What the exercise asks: Render the entire listing below as a numbered list with one entry per line, dropping any blank lines and omitting the picture.

Items:
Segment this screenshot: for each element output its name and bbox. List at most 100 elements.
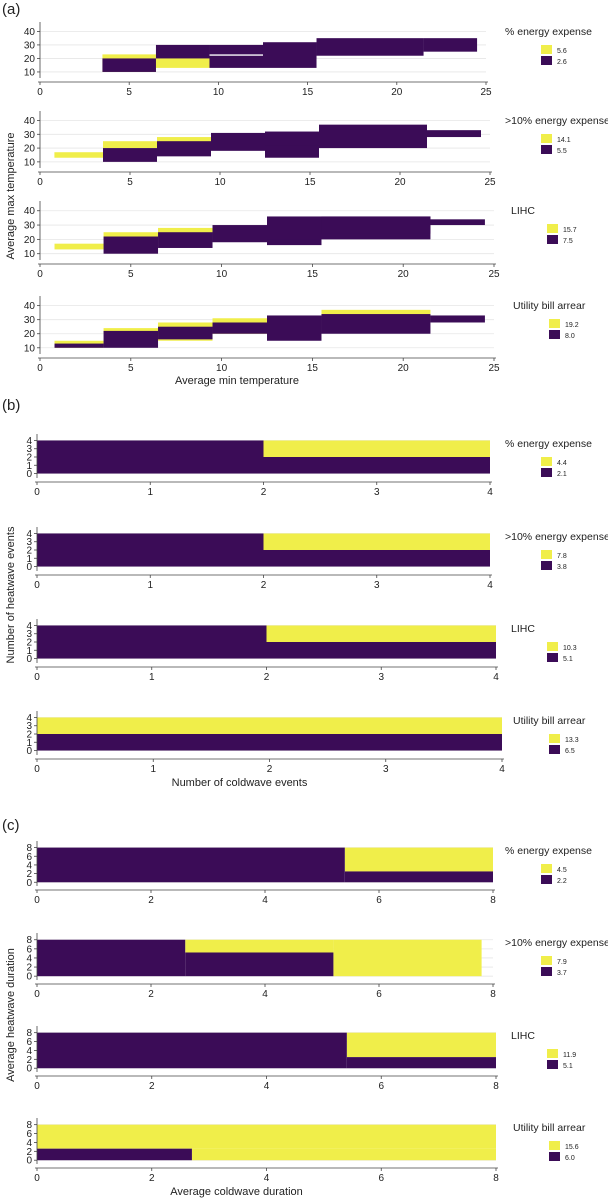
cell-low: [37, 625, 267, 659]
x-tick-label: 20: [398, 269, 410, 280]
x-tick-label: 3: [378, 672, 384, 683]
cell-low: [265, 145, 319, 158]
x-tick-label: 20: [398, 363, 410, 374]
cell-low: [37, 440, 264, 474]
x-tick-label: 0: [37, 177, 43, 188]
legend-swatch-high: [547, 642, 558, 651]
legend-swatch-high: [541, 134, 552, 143]
y-tick-label: 6: [26, 1037, 32, 1048]
legend-swatch-high: [549, 1141, 560, 1150]
cell-low: [321, 314, 431, 334]
legend-value-low: 5.1: [563, 656, 573, 663]
legend-swatch-high: [541, 550, 552, 559]
x-tick-label: 5: [128, 363, 134, 374]
cell-high: [321, 309, 431, 317]
legend-title: >10% energy expense: [505, 937, 608, 949]
cell-low: [346, 1057, 496, 1069]
cell-low: [266, 642, 496, 659]
x-tick-label: 2: [148, 989, 154, 1000]
y-tick-label: 2: [26, 730, 32, 741]
cell-low: [319, 124, 427, 149]
x-tick-label: 0: [34, 487, 40, 498]
y-tick-label: 2: [26, 638, 32, 649]
y-tick-label: 10: [24, 157, 36, 168]
y-tick-label: 6: [26, 1129, 32, 1140]
y-axis-label: Number of heatwave events: [5, 526, 17, 663]
cell-high: [263, 533, 490, 550]
x-tick-label: 4: [262, 895, 268, 906]
legend-swatch-low: [541, 468, 552, 477]
y-tick-label: 1: [26, 554, 32, 565]
panel-label: (c): [2, 817, 20, 834]
cell-high: [185, 939, 334, 953]
cell-low: [430, 315, 485, 323]
y-tick-label: 3: [26, 537, 32, 548]
y-tick-label: 2: [26, 963, 32, 974]
cell-low: [37, 533, 264, 567]
x-tick-label: 0: [37, 87, 43, 98]
cell-low: [209, 55, 317, 68]
x-tick-label: 3: [374, 580, 380, 591]
legend-swatch-low: [541, 875, 552, 884]
y-tick-label: 10: [24, 67, 36, 78]
legend-value-low: 2.2: [557, 878, 567, 885]
x-tick-label: 5: [128, 269, 134, 280]
x-tick-label: 2: [264, 672, 270, 683]
y-tick-label: 4: [26, 1138, 32, 1149]
legend-title: % energy expense: [505, 438, 592, 450]
y-tick-label: 2: [26, 869, 32, 880]
y-tick-label: 8: [26, 1028, 32, 1039]
x-tick-label: 0: [34, 580, 40, 591]
legend-value-high: 19.2: [565, 322, 579, 329]
x-tick-label: 4: [493, 672, 499, 683]
y-tick-label: 0: [26, 878, 32, 889]
x-tick-label: 0: [34, 1081, 40, 1092]
x-tick-label: 4: [262, 989, 268, 1000]
subplot-4: 10 20 30 40 0 5 10 15 20 25 Utility bill arrear 19.…: [24, 296, 586, 374]
cell-low: [158, 326, 213, 340]
legend-title: % energy expense: [505, 26, 592, 38]
cell-low: [37, 734, 502, 751]
cell-low: [263, 42, 317, 59]
legend-value-high: 4.4: [557, 460, 567, 467]
y-tick-label: 4: [26, 860, 32, 871]
cell-low: [103, 148, 157, 162]
y-tick-label: 4: [26, 529, 32, 540]
y-tick-label: 40: [24, 206, 36, 217]
cell-high: [266, 625, 496, 642]
panel-label: (b): [2, 397, 20, 414]
legend-title: Utility bill arrear: [513, 300, 586, 312]
x-tick-label: 1: [147, 487, 153, 498]
cell-low: [155, 44, 210, 59]
y-tick-label: 3: [26, 721, 32, 732]
x-tick-label: 8: [493, 1173, 499, 1184]
cell-high: [346, 1032, 496, 1058]
panel-a: (a) Average max temperature 10 20 30 40 0 5 10 15…: [2, 1, 608, 387]
x-tick-label: 25: [488, 363, 500, 374]
cell-low: [265, 131, 319, 147]
legend-value-high: 4.5: [557, 867, 567, 874]
y-axis-label: Average heatwave duration: [5, 948, 17, 1082]
y-tick-label: 8: [26, 1120, 32, 1131]
cell-low: [263, 550, 490, 567]
cell-low: [423, 38, 478, 52]
y-tick-label: 6: [26, 944, 32, 955]
legend-value-low: 3.7: [557, 970, 567, 977]
cell-low: [212, 225, 267, 243]
cell-high: [191, 1148, 496, 1161]
legend-value-low: 3.8: [557, 564, 567, 571]
x-tick-label: 10: [213, 87, 225, 98]
y-tick-label: 20: [24, 54, 36, 65]
cell-high: [158, 227, 213, 234]
x-tick-label: 0: [34, 1173, 40, 1184]
y-tick-label: 10: [24, 249, 36, 260]
y-tick-label: 6: [26, 852, 32, 863]
y-tick-label: 0: [26, 654, 32, 665]
cell-low: [37, 847, 345, 883]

Right answer:
1. Segment this screenshot: for each element output its name and bbox. List at most 100 elements.
2. cell-low: [37, 625, 267, 659]
3. x-tick-label: 20: [398, 269, 410, 280]
4. x-tick-label: 3: [378, 672, 384, 683]
5. cell-low: [265, 145, 319, 158]
6. x-tick-label: 20: [398, 363, 410, 374]
7. cell-low: [37, 440, 264, 474]
8. x-tick-label: 0: [37, 177, 43, 188]
9. legend-swatch-high: [547, 642, 558, 651]
10. legend-swatch-high: [541, 134, 552, 143]
11. y-tick-label: 6: [26, 1037, 32, 1048]
12. legend-swatch-high: [549, 1141, 560, 1150]
13. cell-low: [321, 314, 431, 334]
14. legend-value-low: 5.1: [563, 656, 573, 663]
15. legend-swatch-high: [541, 550, 552, 559]
16. x-tick-label: 5: [128, 363, 134, 374]
17. cell-high: [321, 309, 431, 317]
18. legend-title: >10% energy expense: [505, 937, 608, 949]
19. cell-low: [346, 1057, 496, 1069]
20. cell-low: [266, 642, 496, 659]
21. x-tick-label: 2: [148, 989, 154, 1000]
22. y-tick-label: 2: [26, 730, 32, 741]
23. cell-low: [319, 124, 427, 149]
24. x-tick-label: 0: [34, 487, 40, 498]
25. y-tick-label: 2: [26, 638, 32, 649]
26. y-tick-label: 10: [24, 157, 36, 168]
27. y-tick-label: 6: [26, 1129, 32, 1140]
28. y-axis-label: Number of heatwave events: [5, 526, 17, 663]
29. cell-high: [263, 533, 490, 550]
30. x-tick-label: 4: [262, 895, 268, 906]
31. legend-swatch-low: [541, 468, 552, 477]
32. y-tick-label: 1: [26, 554, 32, 565]
33. panel-label: (c): [2, 817, 20, 834]
34. cell-high: [185, 939, 334, 953]
35. cell-low: [430, 315, 485, 323]
36. y-tick-label: 3: [26, 537, 32, 548]
37. y-tick-label: 2: [26, 963, 32, 974]
38. cell-low: [37, 533, 264, 567]
39. x-tick-label: 0: [37, 87, 43, 98]
40. cell-low: [209, 55, 317, 68]
41. x-tick-label: 3: [374, 580, 380, 591]
42. legend-swatch-low: [541, 875, 552, 884]
43. y-tick-label: 10: [24, 67, 36, 78]
44. legend-value-low: 2.2: [557, 878, 567, 885]
45. x-tick-label: 5: [128, 269, 134, 280]
46. x-tick-label: 2: [264, 672, 270, 683]
47. y-tick-label: 4: [26, 1138, 32, 1149]
48. legend-title: % energy expense: [505, 438, 592, 450]
49. y-tick-label: 2: [26, 869, 32, 880]
50. y-tick-label: 8: [26, 1028, 32, 1039]
51. x-tick-label: 0: [34, 580, 40, 591]
52. legend-value-high: 19.2: [565, 322, 579, 329]
53. x-tick-label: 4: [493, 672, 499, 683]
54. y-tick-label: 0: [26, 878, 32, 889]
55. x-tick-label: 0: [34, 1081, 40, 1092]
56. x-tick-label: 4: [262, 989, 268, 1000]
57. subplot-4: 10 20 30 40 0 5 10 15 20 25 Utility bill arrear 19.…: [24, 296, 586, 374]
58. cell-low: [158, 326, 213, 340]
59. legend-title: % energy expense: [505, 26, 592, 38]
60. cell-low: [37, 734, 502, 751]
61. cell-low: [263, 42, 317, 59]
62. legend-value-high: 4.4: [557, 460, 567, 467]
63. y-tick-label: 4: [26, 860, 32, 871]
64. cell-low: [103, 148, 157, 162]
65. y-tick-label: 4: [26, 529, 32, 540]
66. y-tick-label: 40: [24, 206, 36, 217]
67. cell-high: [266, 625, 496, 642]
68. panel-label: (b): [2, 397, 20, 414]
69. legend-title: Utility bill arrear: [513, 300, 586, 312]
70. x-tick-label: 1: [147, 487, 153, 498]
71. cell-low: [155, 44, 210, 59]
72. y-tick-label: 3: [26, 721, 32, 732]
73. x-tick-label: 8: [493, 1173, 499, 1184]
74. cell-high: [346, 1032, 496, 1058]
75. panel-a: (a) Average max temperature 10 20 30 40 0 5 10 15…: [2, 1, 608, 387]
76. x-tick-label: 25: [488, 363, 500, 374]
77. cell-low: [265, 131, 319, 147]
78. legend-value-high: 4.5: [557, 867, 567, 874]
79. y-axis-label: Average heatwave duration: [5, 948, 17, 1082]
80. y-tick-label: 8: [26, 1120, 32, 1131]
81. cell-low: [263, 550, 490, 567]
82. cell-low: [423, 38, 478, 52]
83. y-tick-label: 6: [26, 944, 32, 955]
84. legend-value-low: 3.7: [557, 970, 567, 977]
85. cell-low: [212, 225, 267, 243]
86. cell-high: [191, 1148, 496, 1161]
87. legend-value-low: 3.8: [557, 564, 567, 571]
88. x-tick-label: 10: [213, 87, 225, 98]
89. y-tick-label: 20: [24, 54, 36, 65]
90. cell-high: [158, 227, 213, 234]
91. x-tick-label: 0: [34, 1173, 40, 1184]
92. y-tick-label: 10: [24, 249, 36, 260]
93. y-tick-label: 6: [26, 852, 32, 863]
94. y-tick-label: 0: [26, 654, 32, 665]
95. cell-low: [37, 847, 345, 883]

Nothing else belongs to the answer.